-- start Record extracts --

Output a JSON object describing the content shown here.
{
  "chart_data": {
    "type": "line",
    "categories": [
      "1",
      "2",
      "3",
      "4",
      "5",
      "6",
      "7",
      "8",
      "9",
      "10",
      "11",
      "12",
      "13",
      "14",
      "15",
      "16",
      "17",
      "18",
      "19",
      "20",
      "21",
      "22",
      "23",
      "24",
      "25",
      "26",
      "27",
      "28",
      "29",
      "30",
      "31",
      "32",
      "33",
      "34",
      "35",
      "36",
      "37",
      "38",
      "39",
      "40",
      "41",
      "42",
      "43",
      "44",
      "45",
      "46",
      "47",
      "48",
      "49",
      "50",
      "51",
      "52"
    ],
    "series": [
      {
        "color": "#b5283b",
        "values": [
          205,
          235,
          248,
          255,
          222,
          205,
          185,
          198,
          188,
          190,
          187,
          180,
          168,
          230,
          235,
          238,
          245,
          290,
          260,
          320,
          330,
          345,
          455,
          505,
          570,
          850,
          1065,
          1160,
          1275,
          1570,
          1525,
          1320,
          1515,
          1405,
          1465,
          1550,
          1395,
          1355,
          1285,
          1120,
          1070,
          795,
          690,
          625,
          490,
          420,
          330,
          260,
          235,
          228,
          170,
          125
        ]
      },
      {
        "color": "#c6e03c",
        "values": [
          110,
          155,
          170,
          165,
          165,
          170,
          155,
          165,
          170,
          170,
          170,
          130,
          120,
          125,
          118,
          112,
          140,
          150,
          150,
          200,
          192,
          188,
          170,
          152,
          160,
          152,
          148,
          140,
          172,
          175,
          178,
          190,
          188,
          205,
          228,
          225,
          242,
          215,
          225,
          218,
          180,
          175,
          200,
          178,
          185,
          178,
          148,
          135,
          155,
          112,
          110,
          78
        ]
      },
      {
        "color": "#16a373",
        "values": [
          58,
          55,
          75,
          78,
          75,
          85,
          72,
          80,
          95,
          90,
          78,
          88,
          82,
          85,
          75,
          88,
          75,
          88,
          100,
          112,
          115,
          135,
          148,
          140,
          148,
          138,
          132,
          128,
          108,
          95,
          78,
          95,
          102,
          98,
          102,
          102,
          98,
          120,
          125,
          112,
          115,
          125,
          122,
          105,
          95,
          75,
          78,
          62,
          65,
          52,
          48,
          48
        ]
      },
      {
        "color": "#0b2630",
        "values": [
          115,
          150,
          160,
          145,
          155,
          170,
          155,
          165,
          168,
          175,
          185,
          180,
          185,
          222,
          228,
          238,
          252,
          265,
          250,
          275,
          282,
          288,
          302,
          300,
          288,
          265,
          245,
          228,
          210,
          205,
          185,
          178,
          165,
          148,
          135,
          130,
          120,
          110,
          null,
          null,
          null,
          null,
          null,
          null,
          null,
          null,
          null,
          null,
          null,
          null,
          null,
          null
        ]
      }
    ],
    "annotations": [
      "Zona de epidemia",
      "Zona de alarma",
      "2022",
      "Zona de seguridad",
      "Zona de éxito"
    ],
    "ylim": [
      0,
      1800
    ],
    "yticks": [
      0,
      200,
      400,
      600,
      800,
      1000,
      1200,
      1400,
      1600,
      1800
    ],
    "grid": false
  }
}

-- end Record extracts --

● **Set problem**
Give only the count of lines in this material that contain the string "Zona".

● **Written answer**
4